# Brief
Return the data below in full. Keep each character unchanged.

** Opening Data shown block **

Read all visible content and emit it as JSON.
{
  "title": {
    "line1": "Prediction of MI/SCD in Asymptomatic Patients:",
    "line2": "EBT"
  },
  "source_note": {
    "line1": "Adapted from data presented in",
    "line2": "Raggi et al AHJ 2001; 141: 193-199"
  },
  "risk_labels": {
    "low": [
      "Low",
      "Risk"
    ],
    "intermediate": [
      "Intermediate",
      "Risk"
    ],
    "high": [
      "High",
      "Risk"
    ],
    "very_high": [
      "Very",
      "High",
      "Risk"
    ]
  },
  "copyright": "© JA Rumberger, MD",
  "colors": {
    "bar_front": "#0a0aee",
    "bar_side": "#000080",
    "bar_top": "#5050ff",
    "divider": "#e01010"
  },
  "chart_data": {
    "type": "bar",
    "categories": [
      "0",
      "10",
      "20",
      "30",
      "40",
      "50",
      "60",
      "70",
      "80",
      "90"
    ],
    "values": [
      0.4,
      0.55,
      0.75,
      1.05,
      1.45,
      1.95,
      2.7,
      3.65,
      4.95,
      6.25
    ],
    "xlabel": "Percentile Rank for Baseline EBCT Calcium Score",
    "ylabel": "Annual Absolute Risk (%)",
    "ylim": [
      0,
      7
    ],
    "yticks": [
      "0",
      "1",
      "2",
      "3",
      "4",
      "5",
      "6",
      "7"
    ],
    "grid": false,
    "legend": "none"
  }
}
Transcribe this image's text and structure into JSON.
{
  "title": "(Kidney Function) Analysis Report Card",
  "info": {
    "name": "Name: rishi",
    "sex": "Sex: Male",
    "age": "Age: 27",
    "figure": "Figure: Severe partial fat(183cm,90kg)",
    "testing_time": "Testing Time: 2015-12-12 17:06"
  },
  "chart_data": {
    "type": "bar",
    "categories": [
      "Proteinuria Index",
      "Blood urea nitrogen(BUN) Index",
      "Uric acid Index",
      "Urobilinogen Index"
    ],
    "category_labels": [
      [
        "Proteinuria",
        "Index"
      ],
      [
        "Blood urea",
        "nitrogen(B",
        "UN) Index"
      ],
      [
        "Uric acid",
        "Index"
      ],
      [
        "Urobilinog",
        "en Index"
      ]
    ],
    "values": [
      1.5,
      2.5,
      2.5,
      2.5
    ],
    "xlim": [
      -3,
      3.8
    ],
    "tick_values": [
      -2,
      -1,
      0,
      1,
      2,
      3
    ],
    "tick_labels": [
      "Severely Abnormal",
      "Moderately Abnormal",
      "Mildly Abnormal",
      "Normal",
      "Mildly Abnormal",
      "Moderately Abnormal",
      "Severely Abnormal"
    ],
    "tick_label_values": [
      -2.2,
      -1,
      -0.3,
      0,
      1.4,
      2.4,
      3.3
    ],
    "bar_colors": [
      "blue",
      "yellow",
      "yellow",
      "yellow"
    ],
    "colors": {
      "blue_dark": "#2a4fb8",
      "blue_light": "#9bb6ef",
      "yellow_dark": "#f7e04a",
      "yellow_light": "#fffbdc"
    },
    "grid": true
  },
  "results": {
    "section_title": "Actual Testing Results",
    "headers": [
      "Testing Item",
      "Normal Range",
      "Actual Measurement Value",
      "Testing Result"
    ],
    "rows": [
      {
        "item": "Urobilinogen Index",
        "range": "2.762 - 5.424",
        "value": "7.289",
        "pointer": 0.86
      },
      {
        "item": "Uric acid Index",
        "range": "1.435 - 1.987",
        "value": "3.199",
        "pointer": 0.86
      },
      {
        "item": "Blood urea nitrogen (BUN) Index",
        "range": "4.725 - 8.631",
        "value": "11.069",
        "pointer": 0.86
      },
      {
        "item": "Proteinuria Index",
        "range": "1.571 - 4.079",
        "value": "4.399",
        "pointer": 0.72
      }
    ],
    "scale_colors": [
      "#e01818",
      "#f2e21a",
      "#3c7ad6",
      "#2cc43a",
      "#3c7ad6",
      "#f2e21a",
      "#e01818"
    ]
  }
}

** Closing Data shown block **

# Output of the task
Read all visible content and emit it as JSON.
{
  "title": {
    "line1": "Prediction of MI/SCD in Asymptomatic Patients:",
    "line2": "EBT"
  },
  "source_note": {
    "line1": "Adapted from data presented in",
    "line2": "Raggi et al AHJ 2001; 141: 193-199"
  },
  "risk_labels": {
    "low": [
      "Low",
      "Risk"
    ],
    "intermediate": [
      "Intermediate",
      "Risk"
    ],
    "high": [
      "High",
      "Risk"
    ],
    "very_high": [
      "Very",
      "High",
      "Risk"
    ]
  },
  "copyright": "© JA Rumberger, MD",
  "colors": {
    "bar_front": "#0a0aee",
    "bar_side": "#000080",
    "bar_top": "#5050ff",
    "divider": "#e01010"
  },
  "chart_data": {
    "type": "bar",
    "categories": [
      "0",
      "10",
      "20",
      "30",
      "40",
      "50",
      "60",
      "70",
      "80",
      "90"
    ],
    "values": [
      0.4,
      0.55,
      0.75,
      1.05,
      1.45,
      1.95,
      2.7,
      3.65,
      4.95,
      6.25
    ],
    "xlabel": "Percentile Rank for Baseline EBCT Calcium Score",
    "ylabel": "Annual Absolute Risk (%)",
    "ylim": [
      0,
      7
    ],
    "yticks": [
      "0",
      "1",
      "2",
      "3",
      "4",
      "5",
      "6",
      "7"
    ],
    "grid": false,
    "legend": "none"
  }
}
Transcribe this image's text and structure into JSON.
{
  "title": "(Kidney Function) Analysis Report Card",
  "info": {
    "name": "Name: rishi",
    "sex": "Sex: Male",
    "age": "Age: 27",
    "figure": "Figure: Severe partial fat(183cm,90kg)",
    "testing_time": "Testing Time: 2015-12-12 17:06"
  },
  "chart_data": {
    "type": "bar",
    "categories": [
      "Proteinuria Index",
      "Blood urea nitrogen(BUN) Index",
      "Uric acid Index",
      "Urobilinogen Index"
    ],
    "category_labels": [
      [
        "Proteinuria",
        "Index"
      ],
      [
        "Blood urea",
        "nitrogen(B",
        "UN) Index"
      ],
      [
        "Uric acid",
        "Index"
      ],
      [
        "Urobilinog",
        "en Index"
      ]
    ],
    "values": [
      1.5,
      2.5,
      2.5,
      2.5
    ],
    "xlim": [
      -3,
      3.8
    ],
    "tick_values": [
      -2,
      -1,
      0,
      1,
      2,
      3
    ],
    "tick_labels": [
      "Severely Abnormal",
      "Moderately Abnormal",
      "Mildly Abnormal",
      "Normal",
      "Mildly Abnormal",
      "Moderately Abnormal",
      "Severely Abnormal"
    ],
    "tick_label_values": [
      -2.2,
      -1,
      -0.3,
      0,
      1.4,
      2.4,
      3.3
    ],
    "bar_colors": [
      "blue",
      "yellow",
      "yellow",
      "yellow"
    ],
    "colors": {
      "blue_dark": "#2a4fb8",
      "blue_light": "#9bb6ef",
      "yellow_dark": "#f7e04a",
      "yellow_light": "#fffbdc"
    },
    "grid": true
  },
  "results": {
    "section_title": "Actual Testing Results",
    "headers": [
      "Testing Item",
      "Normal Range",
      "Actual Measurement Value",
      "Testing Result"
    ],
    "rows": [
      {
        "item": "Urobilinogen Index",
        "range": "2.762 - 5.424",
        "value": "7.289",
        "pointer": 0.86
      },
      {
        "item": "Uric acid Index",
        "range": "1.435 - 1.987",
        "value": "3.199",
        "pointer": 0.86
      },
      {
        "item": "Blood urea nitrogen (BUN) Index",
        "range": "4.725 - 8.631",
        "value": "11.069",
        "pointer": 0.86
      },
      {
        "item": "Proteinuria Index",
        "range": "1.571 - 4.079",
        "value": "4.399",
        "pointer": 0.72
      }
    ],
    "scale_colors": [
      "#e01818",
      "#f2e21a",
      "#3c7ad6",
      "#2cc43a",
      "#3c7ad6",
      "#f2e21a",
      "#e01818"
    ]
  }
}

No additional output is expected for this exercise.